═══ Provided data ═══

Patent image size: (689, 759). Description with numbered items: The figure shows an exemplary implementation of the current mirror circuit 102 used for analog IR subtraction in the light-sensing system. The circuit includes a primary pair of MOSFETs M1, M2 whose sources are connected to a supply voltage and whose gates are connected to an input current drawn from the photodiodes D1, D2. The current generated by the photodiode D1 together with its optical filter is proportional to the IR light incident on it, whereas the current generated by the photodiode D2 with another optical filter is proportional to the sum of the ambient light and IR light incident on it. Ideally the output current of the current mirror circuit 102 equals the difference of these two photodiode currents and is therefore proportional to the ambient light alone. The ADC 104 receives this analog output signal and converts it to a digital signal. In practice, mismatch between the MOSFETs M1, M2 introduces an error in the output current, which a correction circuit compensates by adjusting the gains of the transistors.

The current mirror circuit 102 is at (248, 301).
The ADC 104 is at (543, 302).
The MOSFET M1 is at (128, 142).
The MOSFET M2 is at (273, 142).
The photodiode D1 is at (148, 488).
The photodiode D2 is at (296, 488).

═══

__Exercise goal__. Recast the listing as a JSON list of strings, with one string per line and no strings for blank lines.

__Completed task__.
[
  "Patent image size: (689, 759). Description with numbered items: The figure shows an exemplary implementation of the current mirror circuit 102 used for analog IR subtraction in the light-sensing system. The circuit includes a primary pair of MOSFETs M1, M2 whose sources are connected to a supply voltage and whose gates are connected to an input current drawn from the photodiodes D1, D2. The current generated by the photodiode D1 together with its optical filter is proportional to the IR light incident on it, whereas the current generated by the photodiode D2 with another optical filter is proportional to the sum of the ambient light and IR light incident on it. Ideally the output current of the current mirror circuit 102 equals the difference of these two photodiode currents and is therefore proportional to the ambient light alone. The ADC 104 receives this analog output signal and converts it to a digital signal. In practice, mismatch between the MOSFETs M1, M2 introduces an error in the output current, which a correction circuit compensates by adjusting the gains of the transistors.",
  "The current mirror circuit 102 is at (248, 301).",
  "The ADC 104 is at (543, 302).",
  "The MOSFET M1 is at (128, 142).",
  "The MOSFET M2 is at (273, 142).",
  "The photodiode D1 is at (148, 488).",
  "The photodiode D2 is at (296, 488)."
]